§ **WORK TO DO**: Extract every line of the material that holds the string "General".

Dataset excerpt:
* * * * * * *
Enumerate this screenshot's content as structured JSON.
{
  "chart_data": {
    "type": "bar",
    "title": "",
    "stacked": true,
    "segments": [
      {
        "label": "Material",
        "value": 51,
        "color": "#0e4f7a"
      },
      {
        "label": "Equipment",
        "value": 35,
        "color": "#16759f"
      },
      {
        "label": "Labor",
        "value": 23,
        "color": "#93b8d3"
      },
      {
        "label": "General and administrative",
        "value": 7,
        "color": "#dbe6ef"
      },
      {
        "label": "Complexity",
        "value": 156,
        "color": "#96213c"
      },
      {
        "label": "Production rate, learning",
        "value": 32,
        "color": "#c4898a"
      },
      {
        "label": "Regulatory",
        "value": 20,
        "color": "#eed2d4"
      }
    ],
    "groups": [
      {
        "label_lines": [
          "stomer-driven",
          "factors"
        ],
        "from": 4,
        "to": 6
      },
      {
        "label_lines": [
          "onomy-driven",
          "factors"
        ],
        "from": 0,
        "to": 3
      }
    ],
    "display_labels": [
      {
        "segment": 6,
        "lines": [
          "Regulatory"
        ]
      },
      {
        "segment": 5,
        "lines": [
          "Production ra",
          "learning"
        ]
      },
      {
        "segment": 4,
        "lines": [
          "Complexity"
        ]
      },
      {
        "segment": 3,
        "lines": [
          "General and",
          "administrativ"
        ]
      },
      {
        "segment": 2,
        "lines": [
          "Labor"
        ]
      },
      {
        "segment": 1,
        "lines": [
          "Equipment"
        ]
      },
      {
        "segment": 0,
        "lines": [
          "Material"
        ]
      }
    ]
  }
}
* * * * * * *
§ **WRITTEN RESPONSE**:
        "label": "General and administrative",
          "General and",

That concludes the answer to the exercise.